▶ Set exercise:
Pull each line holding the word "Option" from the data.
:: Raw data ::
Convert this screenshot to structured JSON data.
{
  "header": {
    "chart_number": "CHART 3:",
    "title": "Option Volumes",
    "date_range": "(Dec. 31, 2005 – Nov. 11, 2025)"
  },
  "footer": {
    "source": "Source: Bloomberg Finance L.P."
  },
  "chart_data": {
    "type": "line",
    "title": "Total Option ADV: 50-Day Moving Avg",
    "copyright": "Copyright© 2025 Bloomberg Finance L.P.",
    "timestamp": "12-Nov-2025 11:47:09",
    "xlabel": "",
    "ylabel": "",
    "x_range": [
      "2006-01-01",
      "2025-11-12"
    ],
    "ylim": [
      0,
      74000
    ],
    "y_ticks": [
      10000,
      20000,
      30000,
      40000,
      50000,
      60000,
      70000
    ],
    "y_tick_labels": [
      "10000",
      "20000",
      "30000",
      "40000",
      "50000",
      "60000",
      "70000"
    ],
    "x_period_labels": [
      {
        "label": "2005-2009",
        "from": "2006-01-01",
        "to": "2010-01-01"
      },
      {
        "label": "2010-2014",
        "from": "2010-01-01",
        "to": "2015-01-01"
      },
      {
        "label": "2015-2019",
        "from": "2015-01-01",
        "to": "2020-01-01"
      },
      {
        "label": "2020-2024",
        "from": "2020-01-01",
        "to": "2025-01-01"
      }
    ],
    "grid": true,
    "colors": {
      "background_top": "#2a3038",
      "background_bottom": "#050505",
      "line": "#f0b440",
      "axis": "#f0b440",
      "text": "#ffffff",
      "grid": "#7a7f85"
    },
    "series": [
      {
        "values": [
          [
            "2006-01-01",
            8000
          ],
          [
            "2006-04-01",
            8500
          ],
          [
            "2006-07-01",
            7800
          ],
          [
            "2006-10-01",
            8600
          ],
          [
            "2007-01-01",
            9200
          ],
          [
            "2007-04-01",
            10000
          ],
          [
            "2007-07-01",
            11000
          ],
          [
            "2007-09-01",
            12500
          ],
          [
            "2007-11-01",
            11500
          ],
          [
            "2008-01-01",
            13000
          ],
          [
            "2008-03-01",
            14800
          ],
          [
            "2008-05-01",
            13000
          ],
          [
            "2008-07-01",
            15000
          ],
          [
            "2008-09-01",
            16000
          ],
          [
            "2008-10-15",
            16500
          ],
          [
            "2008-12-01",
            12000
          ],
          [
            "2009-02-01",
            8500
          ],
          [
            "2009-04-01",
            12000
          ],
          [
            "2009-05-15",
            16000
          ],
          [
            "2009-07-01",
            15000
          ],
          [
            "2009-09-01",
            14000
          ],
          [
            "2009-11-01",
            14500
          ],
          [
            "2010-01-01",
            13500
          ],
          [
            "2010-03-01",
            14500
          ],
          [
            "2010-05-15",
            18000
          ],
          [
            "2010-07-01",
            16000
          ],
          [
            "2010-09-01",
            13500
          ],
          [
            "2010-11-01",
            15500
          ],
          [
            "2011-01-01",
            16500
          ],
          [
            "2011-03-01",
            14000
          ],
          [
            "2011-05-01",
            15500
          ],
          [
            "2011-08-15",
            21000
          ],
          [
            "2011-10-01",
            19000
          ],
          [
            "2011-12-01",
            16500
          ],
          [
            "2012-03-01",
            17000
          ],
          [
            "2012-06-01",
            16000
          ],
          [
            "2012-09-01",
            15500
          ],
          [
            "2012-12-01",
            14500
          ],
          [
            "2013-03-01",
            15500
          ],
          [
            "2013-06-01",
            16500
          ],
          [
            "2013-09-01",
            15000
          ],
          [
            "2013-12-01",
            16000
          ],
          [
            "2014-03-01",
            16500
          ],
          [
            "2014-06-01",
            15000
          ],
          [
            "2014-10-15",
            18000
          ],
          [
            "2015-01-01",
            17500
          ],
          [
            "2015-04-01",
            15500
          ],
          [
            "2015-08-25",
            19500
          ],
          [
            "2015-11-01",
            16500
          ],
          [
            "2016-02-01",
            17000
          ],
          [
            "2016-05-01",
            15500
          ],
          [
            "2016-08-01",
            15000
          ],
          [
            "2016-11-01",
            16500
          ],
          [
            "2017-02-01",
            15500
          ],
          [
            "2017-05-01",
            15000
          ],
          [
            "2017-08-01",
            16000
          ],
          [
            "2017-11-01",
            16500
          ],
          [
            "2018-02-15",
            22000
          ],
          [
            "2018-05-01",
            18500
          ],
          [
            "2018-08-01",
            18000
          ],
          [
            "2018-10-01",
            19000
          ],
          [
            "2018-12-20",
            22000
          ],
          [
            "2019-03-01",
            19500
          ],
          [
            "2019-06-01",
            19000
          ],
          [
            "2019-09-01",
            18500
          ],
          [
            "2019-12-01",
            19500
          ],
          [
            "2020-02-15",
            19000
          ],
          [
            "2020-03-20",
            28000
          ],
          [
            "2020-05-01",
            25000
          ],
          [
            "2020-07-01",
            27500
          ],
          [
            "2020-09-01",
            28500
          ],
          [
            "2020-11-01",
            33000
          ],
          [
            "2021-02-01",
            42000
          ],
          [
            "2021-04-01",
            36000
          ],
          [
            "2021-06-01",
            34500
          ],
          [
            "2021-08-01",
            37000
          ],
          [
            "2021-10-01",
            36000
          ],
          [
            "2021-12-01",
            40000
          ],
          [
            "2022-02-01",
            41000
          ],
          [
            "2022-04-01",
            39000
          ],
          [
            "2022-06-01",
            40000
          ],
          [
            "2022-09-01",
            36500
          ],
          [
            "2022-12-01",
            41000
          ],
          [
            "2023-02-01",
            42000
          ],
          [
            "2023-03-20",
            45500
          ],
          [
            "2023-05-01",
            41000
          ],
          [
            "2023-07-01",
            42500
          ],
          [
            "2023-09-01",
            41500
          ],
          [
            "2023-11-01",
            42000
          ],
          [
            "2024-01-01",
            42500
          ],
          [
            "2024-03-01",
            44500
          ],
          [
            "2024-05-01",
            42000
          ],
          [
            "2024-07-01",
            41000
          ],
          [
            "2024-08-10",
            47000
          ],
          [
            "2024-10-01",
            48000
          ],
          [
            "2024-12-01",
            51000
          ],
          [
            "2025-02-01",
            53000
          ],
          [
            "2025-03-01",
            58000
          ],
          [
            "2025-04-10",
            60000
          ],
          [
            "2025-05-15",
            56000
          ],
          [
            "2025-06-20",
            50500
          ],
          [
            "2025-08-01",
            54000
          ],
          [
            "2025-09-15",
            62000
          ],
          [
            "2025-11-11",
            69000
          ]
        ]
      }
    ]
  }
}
:::
▶ Full answer:
    "title": "Option Volumes",
    "title": "Total Option ADV: 50-Day Moving Avg",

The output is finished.